Find every line with the word "құрылғыны" and give their count, nothing else.
-------------------------
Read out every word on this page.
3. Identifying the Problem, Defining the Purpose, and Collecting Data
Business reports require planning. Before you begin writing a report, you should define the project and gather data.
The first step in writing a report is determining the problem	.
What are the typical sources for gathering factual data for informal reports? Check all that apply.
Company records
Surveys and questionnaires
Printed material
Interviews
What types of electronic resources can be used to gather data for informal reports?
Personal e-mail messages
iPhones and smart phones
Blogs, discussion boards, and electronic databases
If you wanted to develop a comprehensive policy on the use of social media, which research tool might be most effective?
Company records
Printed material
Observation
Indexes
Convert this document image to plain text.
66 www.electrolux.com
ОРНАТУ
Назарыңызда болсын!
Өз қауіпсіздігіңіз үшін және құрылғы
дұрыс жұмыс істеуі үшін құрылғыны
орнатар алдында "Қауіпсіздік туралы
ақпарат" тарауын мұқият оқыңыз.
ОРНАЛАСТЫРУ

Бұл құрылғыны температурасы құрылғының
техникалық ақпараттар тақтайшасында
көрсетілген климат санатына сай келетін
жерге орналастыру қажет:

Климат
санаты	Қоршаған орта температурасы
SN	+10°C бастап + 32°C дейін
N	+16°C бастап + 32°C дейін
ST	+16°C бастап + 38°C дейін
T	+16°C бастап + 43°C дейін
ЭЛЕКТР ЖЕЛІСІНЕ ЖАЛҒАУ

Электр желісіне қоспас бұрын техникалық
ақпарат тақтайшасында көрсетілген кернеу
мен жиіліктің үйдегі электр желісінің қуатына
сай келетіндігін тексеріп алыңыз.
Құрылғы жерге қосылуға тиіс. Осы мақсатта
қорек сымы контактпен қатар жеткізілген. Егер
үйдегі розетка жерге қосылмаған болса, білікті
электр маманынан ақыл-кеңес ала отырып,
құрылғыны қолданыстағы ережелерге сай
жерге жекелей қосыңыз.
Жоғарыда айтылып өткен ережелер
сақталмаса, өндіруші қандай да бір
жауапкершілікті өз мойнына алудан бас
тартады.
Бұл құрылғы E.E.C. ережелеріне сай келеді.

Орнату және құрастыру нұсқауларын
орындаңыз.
-------------------------
- CORRECT RESPONSE:
3